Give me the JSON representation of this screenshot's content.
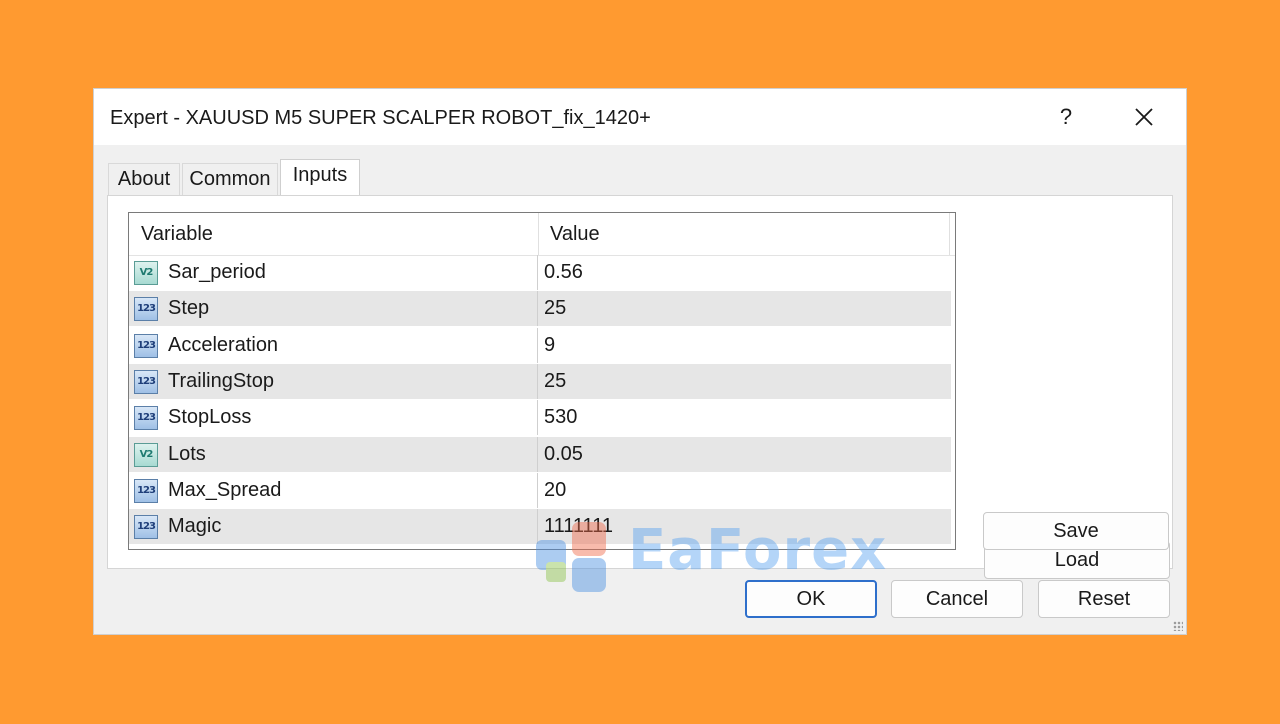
{
  "window": {
    "title": "Expert - XAUUSD M5 SUPER SCALPER ROBOT_fix_1420+",
    "help": "?",
    "close": "✕"
  },
  "tabs": [
    {
      "label": "About"
    },
    {
      "label": "Common"
    },
    {
      "label": "Inputs",
      "active": true
    }
  ],
  "grid": {
    "headers": {
      "variable": "Variable",
      "value": "Value"
    },
    "rows": [
      {
        "icon": "double-type-icon",
        "badge": "V2",
        "variable": "Sar_period",
        "value": "0.56"
      },
      {
        "icon": "integer-type-icon",
        "badge": "123",
        "variable": "Step",
        "value": "25"
      },
      {
        "icon": "integer-type-icon",
        "badge": "123",
        "variable": "Acceleration",
        "value": "9"
      },
      {
        "icon": "integer-type-icon",
        "badge": "123",
        "variable": "TrailingStop",
        "value": "25"
      },
      {
        "icon": "integer-type-icon",
        "badge": "123",
        "variable": "StopLoss",
        "value": "530"
      },
      {
        "icon": "double-type-icon",
        "badge": "V2",
        "variable": "Lots",
        "value": "0.05"
      },
      {
        "icon": "integer-type-icon",
        "badge": "123",
        "variable": "Max_Spread",
        "value": "20"
      },
      {
        "icon": "integer-type-icon",
        "badge": "123",
        "variable": "Magic",
        "value": "1111111"
      }
    ]
  },
  "side_buttons": {
    "load": "Load",
    "save": "Save"
  },
  "footer_buttons": {
    "ok": "OK",
    "cancel": "Cancel",
    "reset": "Reset"
  },
  "watermark": {
    "text": "EaForex"
  },
  "colors": {
    "background": "#FF9A30",
    "accent": "#2E6FCB",
    "alt_row": "#E6E6E6"
  }
}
:::::
*TASK DESCRIPTION*.
Quote the listing above in full, except for the pictures.

*SOLUTION*.
Give me the JSON representation of this screenshot's content.
{
  "window": {
    "title": "Expert - XAUUSD M5 SUPER SCALPER ROBOT_fix_1420+",
    "help": "?",
    "close": "✕"
  },
  "tabs": [
    {
      "label": "About"
    },
    {
      "label": "Common"
    },
    {
      "label": "Inputs",
      "active": true
    }
  ],
  "grid": {
    "headers": {
      "variable": "Variable",
      "value": "Value"
    },
    "rows": [
      {
        "icon": "double-type-icon",
        "badge": "V2",
        "variable": "Sar_period",
        "value": "0.56"
      },
      {
        "icon": "integer-type-icon",
        "badge": "123",
        "variable": "Step",
        "value": "25"
      },
      {
        "icon": "integer-type-icon",
        "badge": "123",
        "variable": "Acceleration",
        "value": "9"
      },
      {
        "icon": "integer-type-icon",
        "badge": "123",
        "variable": "TrailingStop",
        "value": "25"
      },
      {
        "icon": "integer-type-icon",
        "badge": "123",
        "variable": "StopLoss",
        "value": "530"
      },
      {
        "icon": "double-type-icon",
        "badge": "V2",
        "variable": "Lots",
        "value": "0.05"
      },
      {
        "icon": "integer-type-icon",
        "badge": "123",
        "variable": "Max_Spread",
        "value": "20"
      },
      {
        "icon": "integer-type-icon",
        "badge": "123",
        "variable": "Magic",
        "value": "1111111"
      }
    ]
  },
  "side_buttons": {
    "load": "Load",
    "save": "Save"
  },
  "footer_buttons": {
    "ok": "OK",
    "cancel": "Cancel",
    "reset": "Reset"
  },
  "watermark": {
    "text": "EaForex"
  },
  "colors": {
    "background": "#FF9A30",
    "accent": "#2E6FCB",
    "alt_row": "#E6E6E6"
  }
}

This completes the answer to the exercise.